§ **WORK REQUIRED**
Can you transcribe every entry word for word, skipping the images?

[Stored entries]
--- start ---

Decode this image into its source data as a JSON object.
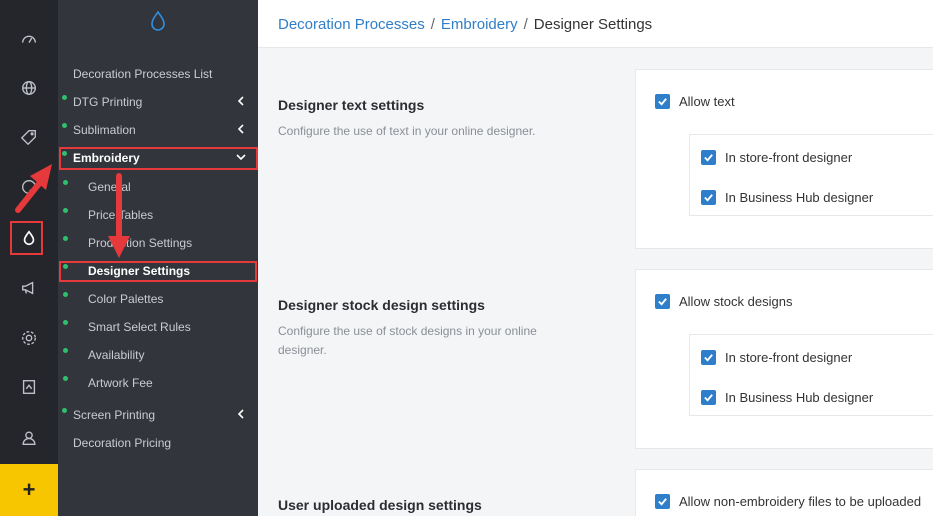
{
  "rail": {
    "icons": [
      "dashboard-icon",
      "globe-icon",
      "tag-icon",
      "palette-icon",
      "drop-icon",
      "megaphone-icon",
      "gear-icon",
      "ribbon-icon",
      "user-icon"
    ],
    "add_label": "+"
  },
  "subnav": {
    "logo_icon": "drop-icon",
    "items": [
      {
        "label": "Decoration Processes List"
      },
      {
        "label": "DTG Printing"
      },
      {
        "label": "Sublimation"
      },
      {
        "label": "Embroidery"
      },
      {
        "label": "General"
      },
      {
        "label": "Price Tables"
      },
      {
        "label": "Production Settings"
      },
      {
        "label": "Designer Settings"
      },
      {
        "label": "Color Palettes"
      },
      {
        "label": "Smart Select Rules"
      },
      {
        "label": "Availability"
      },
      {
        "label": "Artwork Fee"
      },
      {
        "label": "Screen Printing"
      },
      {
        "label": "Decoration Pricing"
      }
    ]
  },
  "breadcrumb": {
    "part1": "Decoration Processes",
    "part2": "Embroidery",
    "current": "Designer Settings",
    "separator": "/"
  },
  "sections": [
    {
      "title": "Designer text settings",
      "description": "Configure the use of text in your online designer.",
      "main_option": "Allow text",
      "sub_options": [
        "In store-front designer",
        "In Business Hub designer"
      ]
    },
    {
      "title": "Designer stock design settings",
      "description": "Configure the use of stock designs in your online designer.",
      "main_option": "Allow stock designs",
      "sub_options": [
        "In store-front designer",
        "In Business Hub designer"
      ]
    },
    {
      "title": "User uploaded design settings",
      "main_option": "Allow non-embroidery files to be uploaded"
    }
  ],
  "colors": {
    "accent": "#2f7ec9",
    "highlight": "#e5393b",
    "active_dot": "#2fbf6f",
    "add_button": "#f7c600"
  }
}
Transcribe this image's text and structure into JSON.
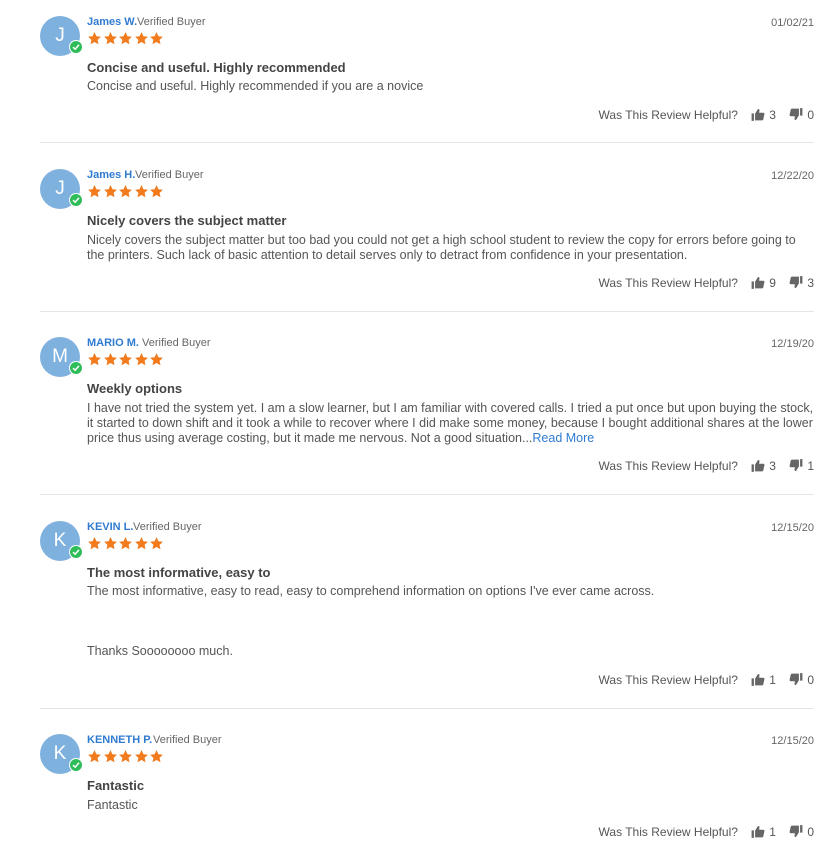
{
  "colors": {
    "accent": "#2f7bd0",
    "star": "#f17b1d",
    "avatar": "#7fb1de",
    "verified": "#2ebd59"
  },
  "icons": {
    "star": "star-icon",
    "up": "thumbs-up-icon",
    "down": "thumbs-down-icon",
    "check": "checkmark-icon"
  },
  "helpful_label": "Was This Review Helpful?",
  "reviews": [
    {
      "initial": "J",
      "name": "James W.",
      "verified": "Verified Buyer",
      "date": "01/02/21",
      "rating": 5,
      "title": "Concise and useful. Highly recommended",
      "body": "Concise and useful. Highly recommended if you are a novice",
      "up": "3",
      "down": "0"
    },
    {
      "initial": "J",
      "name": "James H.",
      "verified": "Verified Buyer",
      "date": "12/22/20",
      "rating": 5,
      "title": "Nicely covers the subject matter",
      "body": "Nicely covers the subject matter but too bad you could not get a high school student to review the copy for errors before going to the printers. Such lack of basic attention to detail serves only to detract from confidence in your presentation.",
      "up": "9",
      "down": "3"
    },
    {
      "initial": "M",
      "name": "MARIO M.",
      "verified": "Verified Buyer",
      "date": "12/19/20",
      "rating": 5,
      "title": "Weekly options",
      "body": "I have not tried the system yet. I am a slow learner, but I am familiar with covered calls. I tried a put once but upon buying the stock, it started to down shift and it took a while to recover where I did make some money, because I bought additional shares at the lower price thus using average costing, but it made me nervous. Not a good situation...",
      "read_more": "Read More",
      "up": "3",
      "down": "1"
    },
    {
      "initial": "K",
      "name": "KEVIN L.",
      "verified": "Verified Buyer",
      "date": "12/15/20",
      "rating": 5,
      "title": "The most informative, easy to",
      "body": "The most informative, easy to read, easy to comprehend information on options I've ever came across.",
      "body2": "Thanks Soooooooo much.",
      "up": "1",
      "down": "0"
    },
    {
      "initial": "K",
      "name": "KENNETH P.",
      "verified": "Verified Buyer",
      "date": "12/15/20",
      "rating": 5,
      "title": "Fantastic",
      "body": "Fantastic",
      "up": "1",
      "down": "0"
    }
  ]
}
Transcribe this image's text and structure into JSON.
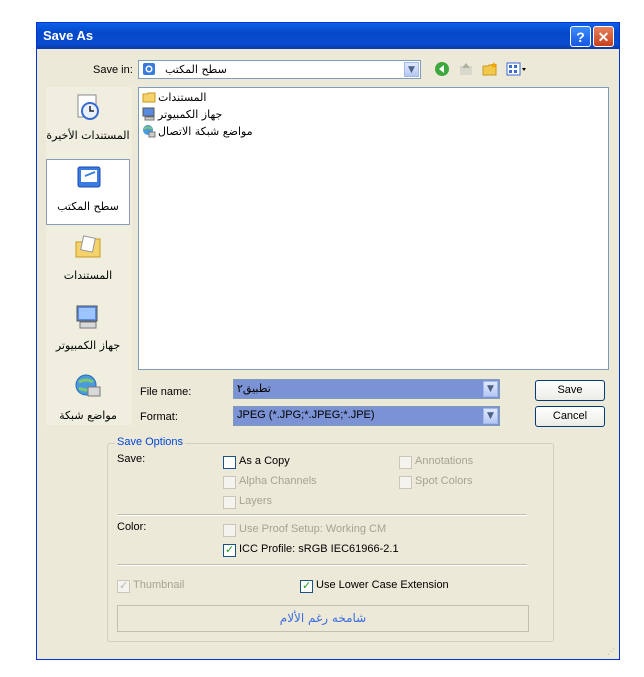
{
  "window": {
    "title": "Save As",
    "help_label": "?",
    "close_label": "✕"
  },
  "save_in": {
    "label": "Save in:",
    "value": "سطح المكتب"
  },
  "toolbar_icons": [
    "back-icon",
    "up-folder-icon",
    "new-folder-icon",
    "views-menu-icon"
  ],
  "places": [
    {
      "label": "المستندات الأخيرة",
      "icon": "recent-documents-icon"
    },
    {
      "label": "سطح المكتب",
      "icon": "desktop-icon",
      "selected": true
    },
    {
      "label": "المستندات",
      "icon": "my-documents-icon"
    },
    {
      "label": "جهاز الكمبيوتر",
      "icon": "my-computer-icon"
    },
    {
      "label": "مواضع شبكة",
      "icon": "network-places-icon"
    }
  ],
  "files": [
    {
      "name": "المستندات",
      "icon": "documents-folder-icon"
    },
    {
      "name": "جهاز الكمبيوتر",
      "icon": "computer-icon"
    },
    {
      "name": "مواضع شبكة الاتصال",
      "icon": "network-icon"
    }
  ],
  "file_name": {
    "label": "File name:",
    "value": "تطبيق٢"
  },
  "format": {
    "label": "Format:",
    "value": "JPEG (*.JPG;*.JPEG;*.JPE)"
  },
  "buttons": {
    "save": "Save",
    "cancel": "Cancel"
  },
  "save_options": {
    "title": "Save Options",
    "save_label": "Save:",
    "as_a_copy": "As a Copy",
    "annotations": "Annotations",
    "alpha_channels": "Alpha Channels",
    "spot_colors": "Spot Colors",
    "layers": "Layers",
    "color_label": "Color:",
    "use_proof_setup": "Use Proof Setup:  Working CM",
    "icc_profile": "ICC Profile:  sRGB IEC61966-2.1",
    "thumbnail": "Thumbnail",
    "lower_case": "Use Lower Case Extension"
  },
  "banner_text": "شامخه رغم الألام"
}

--- end ---

§ **RESPONSE**
Decode this image into its source data as a JSON object.
{
  "rail": {
    "icons": [
      "dashboard-icon",
      "globe-icon",
      "tag-icon",
      "palette-icon",
      "drop-icon",
      "megaphone-icon",
      "gear-icon",
      "ribbon-icon",
      "user-icon"
    ],
    "add_label": "+"
  },
  "subnav": {
    "logo_icon": "drop-icon",
    "items": [
      {
        "label": "Decoration Processes List"
      },
      {
        "label": "DTG Printing"
      },
      {
        "label": "Sublimation"
      },
      {
        "label": "Embroidery"
      },
      {
        "label": "General"
      },
      {
        "label": "Price Tables"
      },
      {
        "label": "Production Settings"
      },
      {
        "label": "Designer Settings"
      },
      {
        "label": "Color Palettes"
      },
      {
        "label": "Smart Select Rules"
      },
      {
        "label": "Availability"
      },
      {
        "label": "Artwork Fee"
      },
      {
        "label": "Screen Printing"
      },
      {
        "label": "Decoration Pricing"
      }
    ]
  },
  "breadcrumb": {
    "part1": "Decoration Processes",
    "part2": "Embroidery",
    "current": "Designer Settings",
    "separator": "/"
  },
  "sections": [
    {
      "title": "Designer text settings",
      "description": "Configure the use of text in your online designer.",
      "main_option": "Allow text",
      "sub_options": [
        "In store-front designer",
        "In Business Hub designer"
      ]
    },
    {
      "title": "Designer stock design settings",
      "description": "Configure the use of stock designs in your online designer.",
      "main_option": "Allow stock designs",
      "sub_options": [
        "In store-front designer",
        "In Business Hub designer"
      ]
    },
    {
      "title": "User uploaded design settings",
      "main_option": "Allow non-embroidery files to be uploaded"
    }
  ],
  "colors": {
    "accent": "#2f7ec9",
    "highlight": "#e5393b",
    "active_dot": "#2fbf6f",
    "add_button": "#f7c600"
  }
}
Transcribe this image's text and structure into JSON.
{
  "colors": {
    "accent": "#2f7bd0",
    "star": "#f17b1d",
    "avatar": "#7fb1de",
    "verified": "#2ebd59"
  },
  "icons": {
    "star": "star-icon",
    "up": "thumbs-up-icon",
    "down": "thumbs-down-icon",
    "check": "checkmark-icon"
  },
  "helpful_label": "Was This Review Helpful?",
  "reviews": [
    {
      "initial": "J",
      "name": "James W.",
      "verified": "Verified Buyer",
      "date": "01/02/21",
      "rating": 5,
      "title": "Concise and useful. Highly recommended",
      "body": "Concise and useful. Highly recommended if you are a novice",
      "up": "3",
      "down": "0"
    },
    {
      "initial": "J",
      "name": "James H.",
      "verified": "Verified Buyer",
      "date": "12/22/20",
      "rating": 5,
      "title": "Nicely covers the subject matter",
      "body": "Nicely covers the subject matter but too bad you could not get a high school student to review the copy for errors before going to the printers. Such lack of basic attention to detail serves only to detract from confidence in your presentation.",
      "up": "9",
      "down": "3"
    },
    {
      "initial": "M",
      "name": "MARIO M.",
      "verified": "Verified Buyer",
      "date": "12/19/20",
      "rating": 5,
      "title": "Weekly options",
      "body": "I have not tried the system yet. I am a slow learner, but I am familiar with covered calls. I tried a put once but upon buying the stock, it started to down shift and it took a while to recover where I did make some money, because I bought additional shares at the lower price thus using average costing, but it made me nervous. Not a good situation...",
      "read_more": "Read More",
      "up": "3",
      "down": "1"
    },
    {
      "initial": "K",
      "name": "KEVIN L.",
      "verified": "Verified Buyer",
      "date": "12/15/20",
      "rating": 5,
      "title": "The most informative, easy to",
      "body": "The most informative, easy to read, easy to comprehend information on options I've ever came across.",
      "body2": "Thanks Soooooooo much.",
      "up": "1",
      "down": "0"
    },
    {
      "initial": "K",
      "name": "KENNETH P.",
      "verified": "Verified Buyer",
      "date": "12/15/20",
      "rating": 5,
      "title": "Fantastic",
      "body": "Fantastic",
      "up": "1",
      "down": "0"
    }
  ]
}
Transcribe this image's text and structure into JSON.
{
  "window": {
    "title": "Save As",
    "help_label": "?",
    "close_label": "✕"
  },
  "save_in": {
    "label": "Save in:",
    "value": "سطح المكتب"
  },
  "toolbar_icons": [
    "back-icon",
    "up-folder-icon",
    "new-folder-icon",
    "views-menu-icon"
  ],
  "places": [
    {
      "label": "المستندات الأخيرة",
      "icon": "recent-documents-icon"
    },
    {
      "label": "سطح المكتب",
      "icon": "desktop-icon",
      "selected": true
    },
    {
      "label": "المستندات",
      "icon": "my-documents-icon"
    },
    {
      "label": "جهاز الكمبيوتر",
      "icon": "my-computer-icon"
    },
    {
      "label": "مواضع شبكة",
      "icon": "network-places-icon"
    }
  ],
  "files": [
    {
      "name": "المستندات",
      "icon": "documents-folder-icon"
    },
    {
      "name": "جهاز الكمبيوتر",
      "icon": "computer-icon"
    },
    {
      "name": "مواضع شبكة الاتصال",
      "icon": "network-icon"
    }
  ],
  "file_name": {
    "label": "File name:",
    "value": "تطبيق٢"
  },
  "format": {
    "label": "Format:",
    "value": "JPEG (*.JPG;*.JPEG;*.JPE)"
  },
  "buttons": {
    "save": "Save",
    "cancel": "Cancel"
  },
  "save_options": {
    "title": "Save Options",
    "save_label": "Save:",
    "as_a_copy": "As a Copy",
    "annotations": "Annotations",
    "alpha_channels": "Alpha Channels",
    "spot_colors": "Spot Colors",
    "layers": "Layers",
    "color_label": "Color:",
    "use_proof_setup": "Use Proof Setup:  Working CM",
    "icc_profile": "ICC Profile:  sRGB IEC61966-2.1",
    "thumbnail": "Thumbnail",
    "lower_case": "Use Lower Case Extension"
  },
  "banner_text": "شامخه رغم الألام"
}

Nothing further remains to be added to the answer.